• _EXERCISE DETAILS_:
Wherever the string "površina" occurs in a line of these records, report that line.

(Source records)
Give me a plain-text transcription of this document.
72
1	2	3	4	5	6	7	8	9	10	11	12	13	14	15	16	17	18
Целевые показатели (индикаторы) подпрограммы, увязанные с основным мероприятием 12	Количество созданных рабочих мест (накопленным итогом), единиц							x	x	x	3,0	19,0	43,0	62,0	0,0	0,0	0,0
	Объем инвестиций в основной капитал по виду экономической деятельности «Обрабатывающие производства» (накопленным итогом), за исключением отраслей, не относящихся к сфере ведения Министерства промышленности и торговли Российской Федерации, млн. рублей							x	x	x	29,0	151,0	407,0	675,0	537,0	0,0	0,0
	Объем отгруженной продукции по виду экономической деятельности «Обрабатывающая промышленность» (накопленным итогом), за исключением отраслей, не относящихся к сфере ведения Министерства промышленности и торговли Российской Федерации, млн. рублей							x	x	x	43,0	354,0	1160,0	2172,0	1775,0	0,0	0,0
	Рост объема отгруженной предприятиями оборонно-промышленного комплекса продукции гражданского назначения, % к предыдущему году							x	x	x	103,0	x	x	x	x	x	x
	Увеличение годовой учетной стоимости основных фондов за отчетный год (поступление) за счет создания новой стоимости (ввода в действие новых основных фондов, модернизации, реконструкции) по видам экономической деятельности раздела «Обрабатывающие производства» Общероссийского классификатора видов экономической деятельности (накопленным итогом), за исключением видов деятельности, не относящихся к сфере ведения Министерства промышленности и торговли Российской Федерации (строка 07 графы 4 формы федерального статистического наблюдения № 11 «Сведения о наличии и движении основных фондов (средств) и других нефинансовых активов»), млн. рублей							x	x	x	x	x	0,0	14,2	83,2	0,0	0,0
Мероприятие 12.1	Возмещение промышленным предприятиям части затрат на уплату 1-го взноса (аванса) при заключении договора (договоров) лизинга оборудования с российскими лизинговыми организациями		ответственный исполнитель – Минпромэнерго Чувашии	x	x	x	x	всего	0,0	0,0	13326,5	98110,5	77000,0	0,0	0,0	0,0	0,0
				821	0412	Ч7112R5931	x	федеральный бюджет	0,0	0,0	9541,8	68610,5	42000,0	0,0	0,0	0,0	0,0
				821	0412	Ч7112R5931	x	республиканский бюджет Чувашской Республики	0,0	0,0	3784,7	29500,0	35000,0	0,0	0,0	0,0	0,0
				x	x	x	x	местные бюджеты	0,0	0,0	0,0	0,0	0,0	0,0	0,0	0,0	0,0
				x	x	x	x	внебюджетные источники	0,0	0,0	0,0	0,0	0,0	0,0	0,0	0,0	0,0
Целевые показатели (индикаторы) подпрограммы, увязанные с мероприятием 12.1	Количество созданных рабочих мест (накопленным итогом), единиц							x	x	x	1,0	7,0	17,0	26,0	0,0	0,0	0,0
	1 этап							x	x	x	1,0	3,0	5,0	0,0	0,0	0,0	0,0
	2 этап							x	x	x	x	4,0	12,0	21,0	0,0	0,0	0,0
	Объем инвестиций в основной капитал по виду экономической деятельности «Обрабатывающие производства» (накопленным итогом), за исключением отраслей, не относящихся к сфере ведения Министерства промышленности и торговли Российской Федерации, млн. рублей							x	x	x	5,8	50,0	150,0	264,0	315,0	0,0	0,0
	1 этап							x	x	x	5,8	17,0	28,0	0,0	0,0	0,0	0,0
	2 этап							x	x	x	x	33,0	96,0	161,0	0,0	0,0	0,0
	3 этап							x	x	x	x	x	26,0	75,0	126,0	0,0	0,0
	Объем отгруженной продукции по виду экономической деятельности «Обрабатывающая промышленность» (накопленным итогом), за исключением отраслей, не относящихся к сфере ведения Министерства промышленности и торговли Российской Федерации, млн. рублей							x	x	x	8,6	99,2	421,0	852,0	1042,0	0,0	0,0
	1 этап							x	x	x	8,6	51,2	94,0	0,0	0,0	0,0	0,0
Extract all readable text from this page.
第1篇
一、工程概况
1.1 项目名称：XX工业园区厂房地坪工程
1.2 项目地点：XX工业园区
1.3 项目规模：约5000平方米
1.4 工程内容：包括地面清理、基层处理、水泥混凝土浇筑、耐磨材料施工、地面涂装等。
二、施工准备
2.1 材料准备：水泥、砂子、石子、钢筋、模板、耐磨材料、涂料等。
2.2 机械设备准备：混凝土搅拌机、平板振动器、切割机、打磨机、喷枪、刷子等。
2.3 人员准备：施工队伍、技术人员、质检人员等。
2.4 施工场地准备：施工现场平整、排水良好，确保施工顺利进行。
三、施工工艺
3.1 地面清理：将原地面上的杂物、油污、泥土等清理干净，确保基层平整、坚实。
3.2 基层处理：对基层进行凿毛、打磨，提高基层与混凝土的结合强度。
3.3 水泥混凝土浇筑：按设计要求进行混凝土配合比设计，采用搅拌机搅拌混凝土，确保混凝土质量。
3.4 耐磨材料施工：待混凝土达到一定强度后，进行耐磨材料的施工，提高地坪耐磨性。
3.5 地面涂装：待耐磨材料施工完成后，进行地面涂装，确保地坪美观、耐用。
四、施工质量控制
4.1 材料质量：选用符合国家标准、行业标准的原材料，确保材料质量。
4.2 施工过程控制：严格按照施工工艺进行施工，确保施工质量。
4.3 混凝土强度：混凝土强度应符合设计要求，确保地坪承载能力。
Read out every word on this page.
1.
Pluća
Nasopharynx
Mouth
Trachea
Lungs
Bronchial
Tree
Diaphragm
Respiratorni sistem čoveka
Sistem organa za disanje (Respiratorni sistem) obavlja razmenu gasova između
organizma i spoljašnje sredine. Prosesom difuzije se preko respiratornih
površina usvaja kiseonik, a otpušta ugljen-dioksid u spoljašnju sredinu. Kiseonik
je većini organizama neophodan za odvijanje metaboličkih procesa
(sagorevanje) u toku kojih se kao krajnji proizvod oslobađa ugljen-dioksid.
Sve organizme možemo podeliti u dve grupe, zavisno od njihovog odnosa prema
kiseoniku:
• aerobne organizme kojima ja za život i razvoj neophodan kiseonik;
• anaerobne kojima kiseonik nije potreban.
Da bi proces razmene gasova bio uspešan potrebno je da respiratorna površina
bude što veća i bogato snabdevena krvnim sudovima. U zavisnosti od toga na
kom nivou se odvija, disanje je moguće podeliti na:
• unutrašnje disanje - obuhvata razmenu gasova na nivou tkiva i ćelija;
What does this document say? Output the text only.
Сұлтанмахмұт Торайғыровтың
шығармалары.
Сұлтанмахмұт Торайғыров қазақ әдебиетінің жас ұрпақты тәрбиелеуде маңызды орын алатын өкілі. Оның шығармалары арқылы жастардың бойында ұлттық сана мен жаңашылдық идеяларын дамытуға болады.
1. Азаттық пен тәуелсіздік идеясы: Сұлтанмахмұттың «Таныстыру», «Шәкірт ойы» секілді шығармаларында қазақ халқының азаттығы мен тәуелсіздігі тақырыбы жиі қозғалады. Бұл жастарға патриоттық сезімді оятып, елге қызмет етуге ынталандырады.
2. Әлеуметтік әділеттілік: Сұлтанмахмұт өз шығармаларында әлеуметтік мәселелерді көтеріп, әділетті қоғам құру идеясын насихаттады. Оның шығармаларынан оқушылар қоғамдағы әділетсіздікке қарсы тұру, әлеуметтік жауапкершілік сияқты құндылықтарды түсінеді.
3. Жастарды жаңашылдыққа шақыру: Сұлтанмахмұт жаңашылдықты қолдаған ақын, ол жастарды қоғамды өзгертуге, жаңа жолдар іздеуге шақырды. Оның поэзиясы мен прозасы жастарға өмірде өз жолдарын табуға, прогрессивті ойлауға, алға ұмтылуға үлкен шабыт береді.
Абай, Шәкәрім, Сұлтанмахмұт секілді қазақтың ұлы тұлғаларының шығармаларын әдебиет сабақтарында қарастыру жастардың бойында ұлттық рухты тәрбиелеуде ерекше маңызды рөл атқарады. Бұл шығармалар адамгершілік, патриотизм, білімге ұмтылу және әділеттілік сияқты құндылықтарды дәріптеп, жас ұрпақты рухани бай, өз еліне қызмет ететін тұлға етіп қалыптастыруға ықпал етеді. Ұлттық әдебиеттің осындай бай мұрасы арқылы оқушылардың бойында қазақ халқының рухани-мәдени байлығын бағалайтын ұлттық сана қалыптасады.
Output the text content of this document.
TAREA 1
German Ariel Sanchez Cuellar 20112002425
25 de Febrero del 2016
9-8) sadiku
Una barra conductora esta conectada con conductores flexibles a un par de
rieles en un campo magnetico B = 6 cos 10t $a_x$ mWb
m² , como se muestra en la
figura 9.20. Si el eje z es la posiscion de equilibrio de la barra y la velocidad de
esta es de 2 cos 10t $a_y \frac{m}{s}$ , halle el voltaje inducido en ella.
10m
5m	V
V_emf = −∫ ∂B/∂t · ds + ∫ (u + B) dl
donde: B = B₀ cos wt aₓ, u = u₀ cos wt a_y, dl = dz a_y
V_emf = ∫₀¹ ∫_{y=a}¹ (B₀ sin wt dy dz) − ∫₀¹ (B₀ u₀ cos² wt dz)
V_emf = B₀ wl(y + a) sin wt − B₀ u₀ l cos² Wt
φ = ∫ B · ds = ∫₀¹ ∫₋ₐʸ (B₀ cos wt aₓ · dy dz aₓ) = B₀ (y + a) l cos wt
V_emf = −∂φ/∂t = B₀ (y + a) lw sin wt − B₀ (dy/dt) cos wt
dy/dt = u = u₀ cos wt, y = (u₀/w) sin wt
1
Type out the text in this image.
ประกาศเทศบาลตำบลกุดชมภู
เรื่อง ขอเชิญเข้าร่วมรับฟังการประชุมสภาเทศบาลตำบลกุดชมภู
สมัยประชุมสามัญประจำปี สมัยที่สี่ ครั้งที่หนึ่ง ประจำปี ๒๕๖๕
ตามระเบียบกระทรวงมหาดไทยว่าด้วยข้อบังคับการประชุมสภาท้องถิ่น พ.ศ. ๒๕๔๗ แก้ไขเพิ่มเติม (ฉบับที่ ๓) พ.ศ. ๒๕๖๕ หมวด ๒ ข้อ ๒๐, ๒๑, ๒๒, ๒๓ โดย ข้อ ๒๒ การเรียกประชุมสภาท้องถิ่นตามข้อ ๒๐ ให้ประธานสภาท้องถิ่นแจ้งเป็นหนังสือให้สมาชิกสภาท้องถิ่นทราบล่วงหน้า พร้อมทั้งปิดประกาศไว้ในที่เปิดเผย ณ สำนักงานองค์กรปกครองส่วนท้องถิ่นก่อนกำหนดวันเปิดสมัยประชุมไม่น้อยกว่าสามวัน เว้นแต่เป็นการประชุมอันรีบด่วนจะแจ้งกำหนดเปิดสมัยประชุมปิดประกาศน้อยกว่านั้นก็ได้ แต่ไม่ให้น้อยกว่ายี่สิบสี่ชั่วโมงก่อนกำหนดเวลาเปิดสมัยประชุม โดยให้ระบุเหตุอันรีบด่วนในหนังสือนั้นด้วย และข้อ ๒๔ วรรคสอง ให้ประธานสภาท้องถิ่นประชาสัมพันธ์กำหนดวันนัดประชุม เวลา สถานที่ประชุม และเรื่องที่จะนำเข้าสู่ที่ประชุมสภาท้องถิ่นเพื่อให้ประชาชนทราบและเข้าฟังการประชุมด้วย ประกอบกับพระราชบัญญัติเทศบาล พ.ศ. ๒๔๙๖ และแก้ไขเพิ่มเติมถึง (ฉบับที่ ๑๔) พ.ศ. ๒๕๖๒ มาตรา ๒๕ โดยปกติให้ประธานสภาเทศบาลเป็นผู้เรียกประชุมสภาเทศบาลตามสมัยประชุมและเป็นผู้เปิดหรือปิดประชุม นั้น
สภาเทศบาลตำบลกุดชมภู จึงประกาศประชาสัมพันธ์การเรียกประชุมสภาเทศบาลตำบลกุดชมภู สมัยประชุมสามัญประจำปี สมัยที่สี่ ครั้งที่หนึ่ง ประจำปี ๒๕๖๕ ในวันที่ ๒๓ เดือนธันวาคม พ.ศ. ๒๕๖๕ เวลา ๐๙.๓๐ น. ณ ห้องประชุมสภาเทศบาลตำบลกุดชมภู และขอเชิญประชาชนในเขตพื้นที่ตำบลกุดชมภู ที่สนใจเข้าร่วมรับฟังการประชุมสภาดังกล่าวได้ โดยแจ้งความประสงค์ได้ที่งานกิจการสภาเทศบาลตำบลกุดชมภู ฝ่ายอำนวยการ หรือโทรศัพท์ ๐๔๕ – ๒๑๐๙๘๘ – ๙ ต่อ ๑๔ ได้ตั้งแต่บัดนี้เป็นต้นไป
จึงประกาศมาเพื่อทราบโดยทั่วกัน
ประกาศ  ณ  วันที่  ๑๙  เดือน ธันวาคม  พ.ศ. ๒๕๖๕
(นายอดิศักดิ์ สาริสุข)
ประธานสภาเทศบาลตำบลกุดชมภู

• _WRITTEN ANSWER_:
površina usvaja kiseonik, a otpušta ugljen-dioksid u spoljašnju sredinu. Kiseonik
Da bi proces razmene gasova bio uspešan potrebno je da respiratorna površina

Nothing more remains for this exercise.